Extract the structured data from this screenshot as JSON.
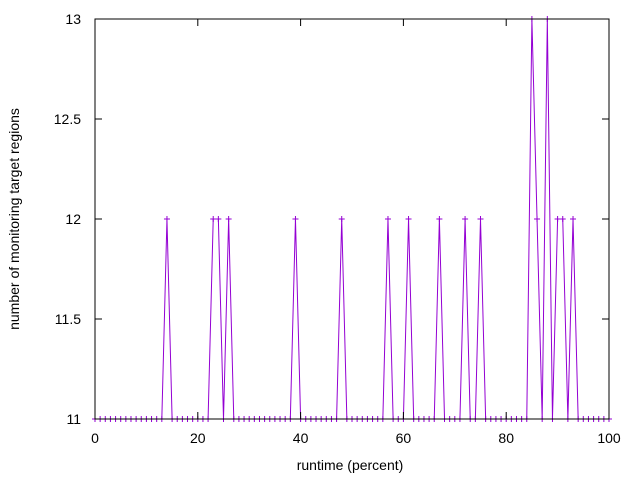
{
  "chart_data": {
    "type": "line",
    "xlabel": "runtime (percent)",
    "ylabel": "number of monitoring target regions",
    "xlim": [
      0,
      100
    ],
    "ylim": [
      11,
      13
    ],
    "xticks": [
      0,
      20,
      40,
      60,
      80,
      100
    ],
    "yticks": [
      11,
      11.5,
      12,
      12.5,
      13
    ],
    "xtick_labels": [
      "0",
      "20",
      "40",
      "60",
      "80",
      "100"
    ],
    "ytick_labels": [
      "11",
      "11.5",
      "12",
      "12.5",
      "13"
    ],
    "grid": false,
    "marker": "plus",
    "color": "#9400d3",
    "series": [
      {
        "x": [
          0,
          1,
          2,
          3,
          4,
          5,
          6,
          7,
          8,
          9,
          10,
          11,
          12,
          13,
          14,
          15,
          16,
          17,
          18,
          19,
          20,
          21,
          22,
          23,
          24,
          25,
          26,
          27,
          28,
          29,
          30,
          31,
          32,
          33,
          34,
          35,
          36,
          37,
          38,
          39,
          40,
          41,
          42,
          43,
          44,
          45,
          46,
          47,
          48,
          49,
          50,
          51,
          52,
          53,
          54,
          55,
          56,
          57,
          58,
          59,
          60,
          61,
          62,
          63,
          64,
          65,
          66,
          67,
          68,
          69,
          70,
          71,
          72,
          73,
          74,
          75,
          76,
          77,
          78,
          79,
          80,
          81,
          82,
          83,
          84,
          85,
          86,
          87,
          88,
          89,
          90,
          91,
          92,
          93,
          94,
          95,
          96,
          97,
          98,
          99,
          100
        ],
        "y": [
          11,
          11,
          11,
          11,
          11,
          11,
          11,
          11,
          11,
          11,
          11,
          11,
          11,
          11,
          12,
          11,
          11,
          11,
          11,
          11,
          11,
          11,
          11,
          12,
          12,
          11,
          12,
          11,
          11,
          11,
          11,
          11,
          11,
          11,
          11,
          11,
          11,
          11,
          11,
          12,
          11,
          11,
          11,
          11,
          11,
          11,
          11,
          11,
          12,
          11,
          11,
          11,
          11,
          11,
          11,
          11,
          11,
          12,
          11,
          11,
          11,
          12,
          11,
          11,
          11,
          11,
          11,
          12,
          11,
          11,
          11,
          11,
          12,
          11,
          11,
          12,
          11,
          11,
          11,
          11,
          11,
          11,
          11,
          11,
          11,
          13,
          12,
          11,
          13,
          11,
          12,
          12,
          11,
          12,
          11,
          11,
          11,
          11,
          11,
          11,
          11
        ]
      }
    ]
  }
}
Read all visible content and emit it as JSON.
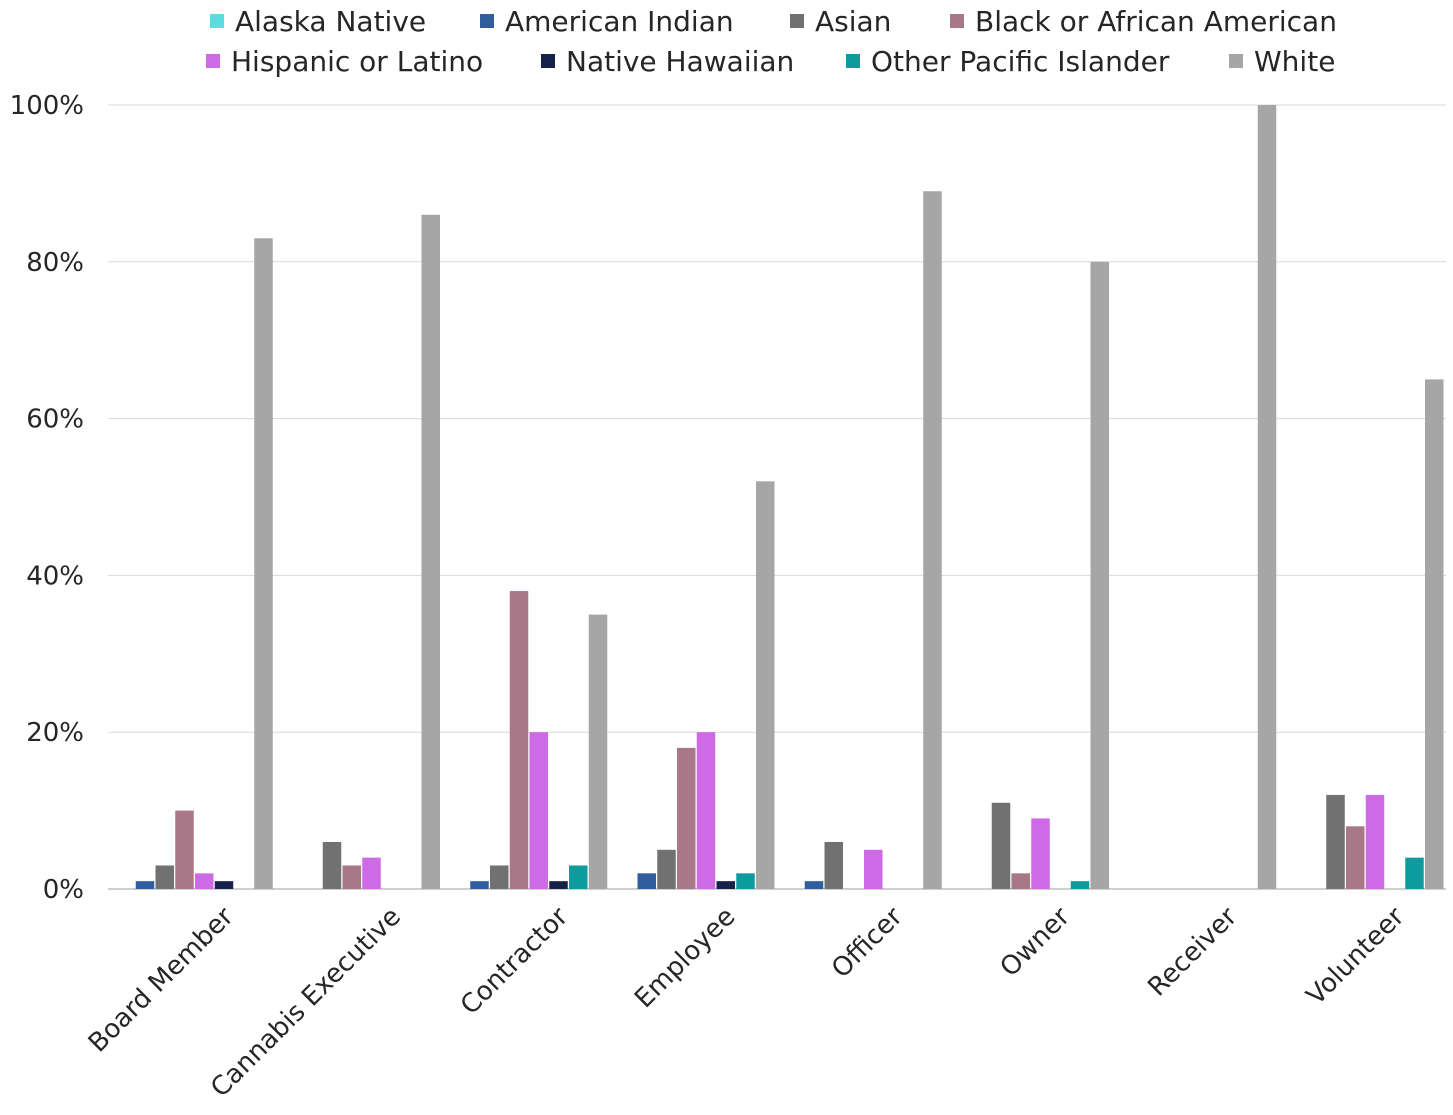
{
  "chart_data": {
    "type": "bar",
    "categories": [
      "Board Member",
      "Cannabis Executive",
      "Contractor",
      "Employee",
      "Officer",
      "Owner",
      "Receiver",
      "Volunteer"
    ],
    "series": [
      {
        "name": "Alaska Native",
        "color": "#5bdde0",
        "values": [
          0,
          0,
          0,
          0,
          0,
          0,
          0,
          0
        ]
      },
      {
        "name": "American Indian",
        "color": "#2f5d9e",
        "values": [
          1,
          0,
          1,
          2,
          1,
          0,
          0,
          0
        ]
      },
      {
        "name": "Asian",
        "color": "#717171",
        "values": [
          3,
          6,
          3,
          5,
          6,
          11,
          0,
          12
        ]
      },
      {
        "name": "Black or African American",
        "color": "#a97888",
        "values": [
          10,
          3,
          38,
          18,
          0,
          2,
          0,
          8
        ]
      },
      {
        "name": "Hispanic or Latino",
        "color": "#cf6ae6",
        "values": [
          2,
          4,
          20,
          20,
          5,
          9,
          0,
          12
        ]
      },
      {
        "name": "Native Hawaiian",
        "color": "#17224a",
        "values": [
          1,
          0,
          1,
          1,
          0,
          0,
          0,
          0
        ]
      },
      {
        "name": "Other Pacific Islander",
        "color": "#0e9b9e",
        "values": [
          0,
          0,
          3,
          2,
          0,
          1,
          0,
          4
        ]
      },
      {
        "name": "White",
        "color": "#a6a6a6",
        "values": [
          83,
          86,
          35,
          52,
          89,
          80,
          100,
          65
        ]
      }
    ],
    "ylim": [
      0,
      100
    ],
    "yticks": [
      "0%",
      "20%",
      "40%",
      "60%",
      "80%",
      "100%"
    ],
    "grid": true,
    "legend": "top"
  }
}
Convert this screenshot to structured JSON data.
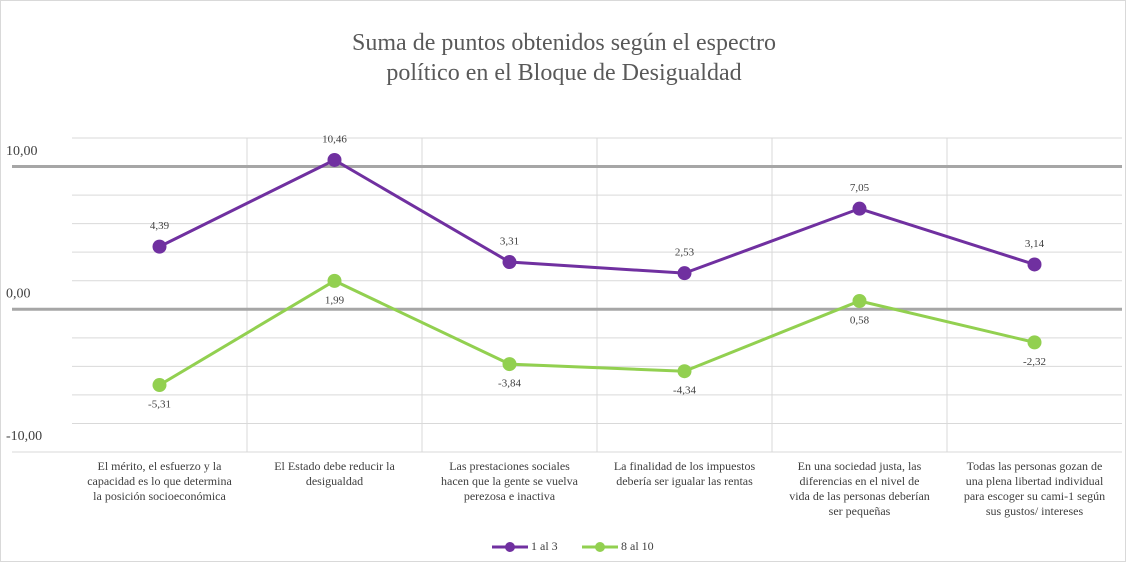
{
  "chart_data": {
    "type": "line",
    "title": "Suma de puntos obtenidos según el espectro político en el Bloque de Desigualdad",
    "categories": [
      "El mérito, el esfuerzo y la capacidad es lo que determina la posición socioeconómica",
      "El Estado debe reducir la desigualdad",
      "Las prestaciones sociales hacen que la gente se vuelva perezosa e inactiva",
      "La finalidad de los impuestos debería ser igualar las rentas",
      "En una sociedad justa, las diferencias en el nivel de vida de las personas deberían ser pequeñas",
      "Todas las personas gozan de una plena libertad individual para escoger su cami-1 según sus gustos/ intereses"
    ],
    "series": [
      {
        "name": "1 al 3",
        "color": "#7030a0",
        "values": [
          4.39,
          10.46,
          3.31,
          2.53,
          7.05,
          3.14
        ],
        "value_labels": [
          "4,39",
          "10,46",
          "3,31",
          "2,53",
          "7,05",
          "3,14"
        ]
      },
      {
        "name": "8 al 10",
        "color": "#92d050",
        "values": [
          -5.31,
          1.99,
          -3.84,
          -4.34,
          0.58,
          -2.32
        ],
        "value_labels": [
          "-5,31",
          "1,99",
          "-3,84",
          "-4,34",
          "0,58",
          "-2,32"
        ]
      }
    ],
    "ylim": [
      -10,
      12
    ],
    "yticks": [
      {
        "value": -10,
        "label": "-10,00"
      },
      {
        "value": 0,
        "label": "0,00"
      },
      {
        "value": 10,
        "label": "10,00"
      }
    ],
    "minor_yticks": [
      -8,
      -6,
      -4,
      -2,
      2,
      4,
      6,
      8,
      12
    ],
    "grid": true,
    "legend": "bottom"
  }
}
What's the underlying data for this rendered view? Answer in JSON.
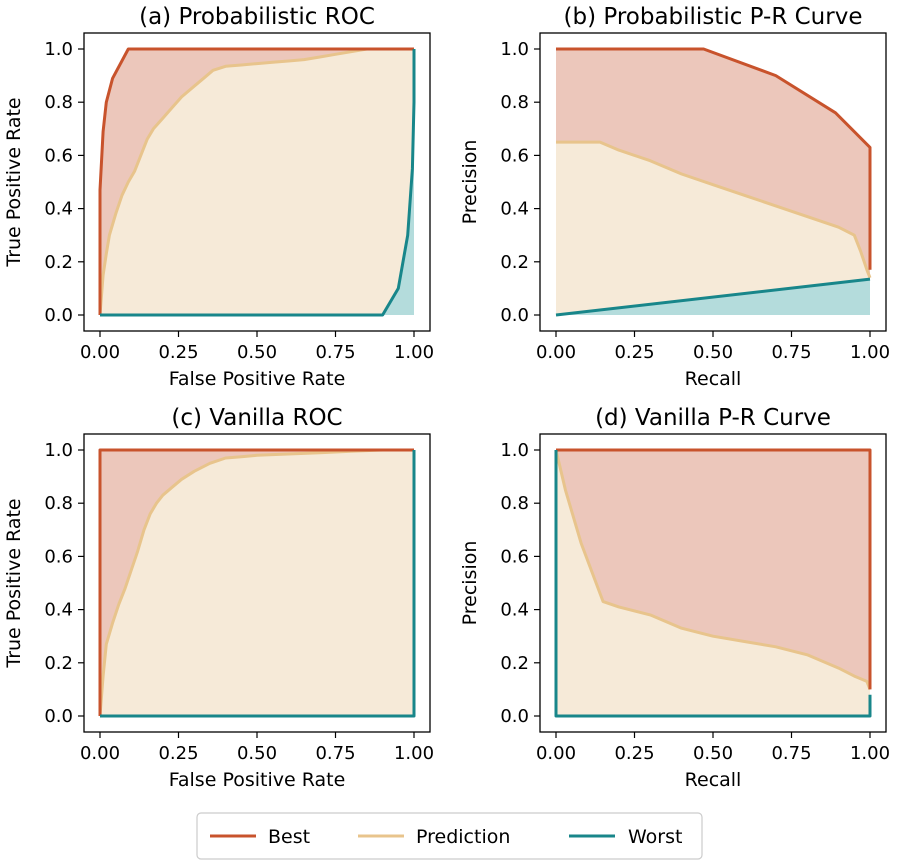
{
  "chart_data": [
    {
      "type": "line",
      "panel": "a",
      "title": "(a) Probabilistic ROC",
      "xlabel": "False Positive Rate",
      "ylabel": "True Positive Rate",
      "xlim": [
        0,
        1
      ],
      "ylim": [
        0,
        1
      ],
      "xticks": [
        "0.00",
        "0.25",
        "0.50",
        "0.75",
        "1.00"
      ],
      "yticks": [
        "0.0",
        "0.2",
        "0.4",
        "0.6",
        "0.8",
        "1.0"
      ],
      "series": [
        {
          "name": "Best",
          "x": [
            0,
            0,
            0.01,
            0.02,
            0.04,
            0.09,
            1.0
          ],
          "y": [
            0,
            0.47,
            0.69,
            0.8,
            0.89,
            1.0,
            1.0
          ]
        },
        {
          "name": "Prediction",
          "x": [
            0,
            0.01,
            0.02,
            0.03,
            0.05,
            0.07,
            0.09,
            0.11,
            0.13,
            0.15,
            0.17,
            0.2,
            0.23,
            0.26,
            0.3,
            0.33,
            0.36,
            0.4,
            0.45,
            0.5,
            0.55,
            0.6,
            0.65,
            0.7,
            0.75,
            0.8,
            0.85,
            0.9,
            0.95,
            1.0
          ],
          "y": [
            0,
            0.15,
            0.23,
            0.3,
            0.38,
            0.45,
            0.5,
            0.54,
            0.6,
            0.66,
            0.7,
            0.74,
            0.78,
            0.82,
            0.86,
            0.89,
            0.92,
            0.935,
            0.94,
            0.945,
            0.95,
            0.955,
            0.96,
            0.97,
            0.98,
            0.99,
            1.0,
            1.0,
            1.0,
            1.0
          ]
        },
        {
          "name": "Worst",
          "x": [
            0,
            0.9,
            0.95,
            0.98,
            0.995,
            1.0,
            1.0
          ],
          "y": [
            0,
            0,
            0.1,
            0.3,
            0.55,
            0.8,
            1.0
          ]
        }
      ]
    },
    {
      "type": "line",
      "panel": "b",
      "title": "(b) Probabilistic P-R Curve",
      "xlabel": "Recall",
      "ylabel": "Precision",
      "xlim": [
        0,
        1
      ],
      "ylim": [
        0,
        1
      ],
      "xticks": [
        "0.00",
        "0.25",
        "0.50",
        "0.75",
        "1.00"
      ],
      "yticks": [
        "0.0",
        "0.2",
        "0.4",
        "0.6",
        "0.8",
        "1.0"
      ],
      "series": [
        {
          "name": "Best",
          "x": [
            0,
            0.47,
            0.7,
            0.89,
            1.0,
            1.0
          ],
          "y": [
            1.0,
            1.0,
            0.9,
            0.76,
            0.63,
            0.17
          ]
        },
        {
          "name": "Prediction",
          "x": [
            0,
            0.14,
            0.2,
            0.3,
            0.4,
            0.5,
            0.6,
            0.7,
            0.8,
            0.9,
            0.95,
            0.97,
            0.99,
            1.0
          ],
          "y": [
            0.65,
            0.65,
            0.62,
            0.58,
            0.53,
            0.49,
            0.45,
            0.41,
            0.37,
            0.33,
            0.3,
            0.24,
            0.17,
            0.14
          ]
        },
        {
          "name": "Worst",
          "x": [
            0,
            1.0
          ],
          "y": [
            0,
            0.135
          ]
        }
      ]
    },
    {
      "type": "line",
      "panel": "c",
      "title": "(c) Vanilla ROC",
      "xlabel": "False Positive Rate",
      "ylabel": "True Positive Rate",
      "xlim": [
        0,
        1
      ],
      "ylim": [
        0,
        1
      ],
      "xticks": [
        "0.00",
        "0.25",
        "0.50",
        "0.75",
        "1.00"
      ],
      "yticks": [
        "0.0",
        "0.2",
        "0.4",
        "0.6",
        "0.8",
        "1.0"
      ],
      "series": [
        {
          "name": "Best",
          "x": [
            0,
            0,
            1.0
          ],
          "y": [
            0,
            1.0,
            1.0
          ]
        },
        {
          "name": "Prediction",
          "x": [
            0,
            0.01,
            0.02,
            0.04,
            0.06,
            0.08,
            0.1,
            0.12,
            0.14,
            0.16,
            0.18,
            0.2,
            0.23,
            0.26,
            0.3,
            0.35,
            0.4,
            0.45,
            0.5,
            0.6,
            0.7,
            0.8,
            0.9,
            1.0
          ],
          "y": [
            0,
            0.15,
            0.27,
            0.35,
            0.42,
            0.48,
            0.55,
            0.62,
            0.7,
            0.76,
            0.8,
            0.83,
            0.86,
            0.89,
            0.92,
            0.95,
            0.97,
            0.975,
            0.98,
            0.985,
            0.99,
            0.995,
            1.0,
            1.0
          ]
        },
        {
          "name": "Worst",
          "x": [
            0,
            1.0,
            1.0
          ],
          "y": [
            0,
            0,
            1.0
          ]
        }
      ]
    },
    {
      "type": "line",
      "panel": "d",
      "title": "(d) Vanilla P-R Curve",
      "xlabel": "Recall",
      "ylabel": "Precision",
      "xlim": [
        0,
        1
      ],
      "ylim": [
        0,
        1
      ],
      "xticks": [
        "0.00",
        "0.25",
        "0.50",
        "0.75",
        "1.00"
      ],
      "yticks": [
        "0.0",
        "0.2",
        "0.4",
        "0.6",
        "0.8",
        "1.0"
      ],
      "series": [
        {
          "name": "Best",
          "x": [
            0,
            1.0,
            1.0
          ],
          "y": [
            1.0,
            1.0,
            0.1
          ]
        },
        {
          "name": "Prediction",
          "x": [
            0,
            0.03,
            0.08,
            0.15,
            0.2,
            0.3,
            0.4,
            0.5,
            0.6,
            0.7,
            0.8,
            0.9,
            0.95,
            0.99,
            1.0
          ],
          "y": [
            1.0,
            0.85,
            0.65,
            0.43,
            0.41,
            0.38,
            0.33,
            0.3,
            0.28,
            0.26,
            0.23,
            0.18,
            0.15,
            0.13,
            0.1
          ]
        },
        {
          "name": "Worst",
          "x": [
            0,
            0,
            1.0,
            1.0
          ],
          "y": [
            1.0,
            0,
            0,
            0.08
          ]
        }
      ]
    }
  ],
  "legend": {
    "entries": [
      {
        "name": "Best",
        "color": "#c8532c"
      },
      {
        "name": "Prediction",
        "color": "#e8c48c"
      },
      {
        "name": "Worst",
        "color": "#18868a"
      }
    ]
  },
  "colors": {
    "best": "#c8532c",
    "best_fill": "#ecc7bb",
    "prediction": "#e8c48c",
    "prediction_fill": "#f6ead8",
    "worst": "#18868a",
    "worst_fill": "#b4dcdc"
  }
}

• _Instruction_: From the records given above, copy all lines containing "JSON".

• _Solved exercise_:
Extract the structured data from this screenshot as JSON.
Read all visible content and emit it as JSON.
Convert this screenshot to structured JSON data.
What's the underlying data for this rendered view? Answer in JSON.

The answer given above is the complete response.